Governments are making it harder for private centers to operate. The Canadian government would prefer that all daycare centers were public and operated by the school boards. We can see from the current state of public educational institutions this is becoming an increasingly bad idea. The government used to provide grants to private daycare operators, but they have now allotted that money to the public and non-profit sectors of early childhood education, particularly those operating on school board properties. One reason for this reallotment is that daycares are more accessible to families at all income levels, but the downside of this is that families can now take advantage of cheap daycare at a cost to quality and government control over your children. In the end, everyone loses as the public education system does not have the expertise to develop quality daycare programs, and early childhood educators who want to start their own daycare or preschool are forced into working for an employer for long hours and low wages due to financial constraints and lack of support for daycare startups. Employers are also losing this game by the increased pressures on childcare demands, low staffing levels, and government bureaucracy.

There are a few things that could change the course of this inevitable fall by changing how we perceive the necessity for childcare and the value of supporting preschool programs in place of general daycare. First, I’ll explain the difference between preschools and daycares:

Daycares are childcare centers that typically run five days per week for eight to nine hours per day anywhere from 7 am to 6:30 pm. Many of these centers are integrated with an afterschool care program for children five to twelve years of age. These are the centers that have staffing shortages and low wages.

Preschools are niche programs that run for about four hours per day. Some are five days per week and others are three to four days per week. An example of a preschool program is a Montessori program, but there are many different preschools to choose from, at least for now. Preschools are more likely to pay their staff a competitive wage and benefits, with some centers providing afterschool care for families and staff that need the additional hours. They also typically have proper teacher-to-child ratios with smaller classroom sizes.

Government intervention is placing more pressure on preschools as most operate as private businesses and do not offer full-day programs that are accessible to all income levels. There is a reason for that. Preschools exist to provide children with a well-rounded educational environment that is age-appropriate, meaning they operate for a few hours per day and a few days per week working with children’s natural learning processes. They hire qualified, well-trained staff and pay them accordingly. These are precisely the programs we should be promoting and supporting above and beyond the daycares that cater to adult work schedules. But unfortunately, it is the other way around.

When I was going to school, I did an observation practicum at a small eight-child daycare in a house in a family neighborhood. This was a proper childcare center that focused on a preschool curriculum but operated within the hours of 8 am to 4:30 pm like a daycare program. The woman that runs the daycare is from Slovenia. She has been living in Canada for about twenty years. She told me that in Slovenia childcare centers pay their staff annual salaries and split the daycare staff hours into morning and afternoon shifts to avoid employee burnout. This way they receive a full-time salary without having to work long hours. Why are we not doing this in Canada? If employees are not valued, they will trade their profession for another skill set that will provide them with value. I’m about to change careers as I write this.

• Lines from a data collection:

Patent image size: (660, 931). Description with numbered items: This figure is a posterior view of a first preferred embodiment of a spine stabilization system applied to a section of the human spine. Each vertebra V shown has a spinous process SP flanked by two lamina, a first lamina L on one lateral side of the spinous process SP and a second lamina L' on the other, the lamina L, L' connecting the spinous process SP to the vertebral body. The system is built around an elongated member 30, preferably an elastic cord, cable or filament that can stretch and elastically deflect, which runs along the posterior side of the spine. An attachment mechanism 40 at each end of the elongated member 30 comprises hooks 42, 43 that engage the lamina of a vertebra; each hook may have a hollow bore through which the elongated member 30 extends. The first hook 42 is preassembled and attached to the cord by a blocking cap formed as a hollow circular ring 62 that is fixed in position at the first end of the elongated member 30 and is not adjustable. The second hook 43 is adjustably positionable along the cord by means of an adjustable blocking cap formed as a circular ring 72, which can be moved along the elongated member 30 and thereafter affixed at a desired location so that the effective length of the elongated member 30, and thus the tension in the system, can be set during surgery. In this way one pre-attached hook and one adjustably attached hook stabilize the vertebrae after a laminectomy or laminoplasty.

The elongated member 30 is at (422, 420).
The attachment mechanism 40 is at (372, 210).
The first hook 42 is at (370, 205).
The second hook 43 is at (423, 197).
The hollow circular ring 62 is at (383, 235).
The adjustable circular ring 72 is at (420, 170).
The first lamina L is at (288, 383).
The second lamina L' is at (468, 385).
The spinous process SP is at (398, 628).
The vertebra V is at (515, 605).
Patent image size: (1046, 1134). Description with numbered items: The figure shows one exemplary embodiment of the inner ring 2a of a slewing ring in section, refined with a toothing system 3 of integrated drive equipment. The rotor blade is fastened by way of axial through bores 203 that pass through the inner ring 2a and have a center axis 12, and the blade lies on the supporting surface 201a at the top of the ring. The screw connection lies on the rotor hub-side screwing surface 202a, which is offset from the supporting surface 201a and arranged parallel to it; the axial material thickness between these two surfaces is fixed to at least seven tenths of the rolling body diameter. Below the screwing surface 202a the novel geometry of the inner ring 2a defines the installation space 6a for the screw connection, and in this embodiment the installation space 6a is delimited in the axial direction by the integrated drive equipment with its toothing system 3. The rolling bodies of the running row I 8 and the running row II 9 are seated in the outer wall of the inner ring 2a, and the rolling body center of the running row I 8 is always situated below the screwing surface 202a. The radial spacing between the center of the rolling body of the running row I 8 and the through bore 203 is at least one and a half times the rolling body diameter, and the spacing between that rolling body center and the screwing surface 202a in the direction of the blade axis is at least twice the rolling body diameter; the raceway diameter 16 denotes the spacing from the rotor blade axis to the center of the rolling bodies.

• Description of the task:
Quote the stretch of the text on daycares and preschools from "Government intervention is" through "other way around.".

• Your solution:
Government intervention is placing more pressure on preschools as most operate as private businesses and do not offer full-day programs that are accessible to all income levels. There is a reason for that. Preschools exist to provide children with a well-rounded educational environment that is age-appropriate, meaning they operate for a few hours per day and a few days per week working with children’s natural learning processes. They hire qualified, well-trained staff and pay them accordingly. These are precisely the programs we should be promoting and supporting above and beyond the daycares that cater to adult work schedules. But unfortunately, it is the other way around.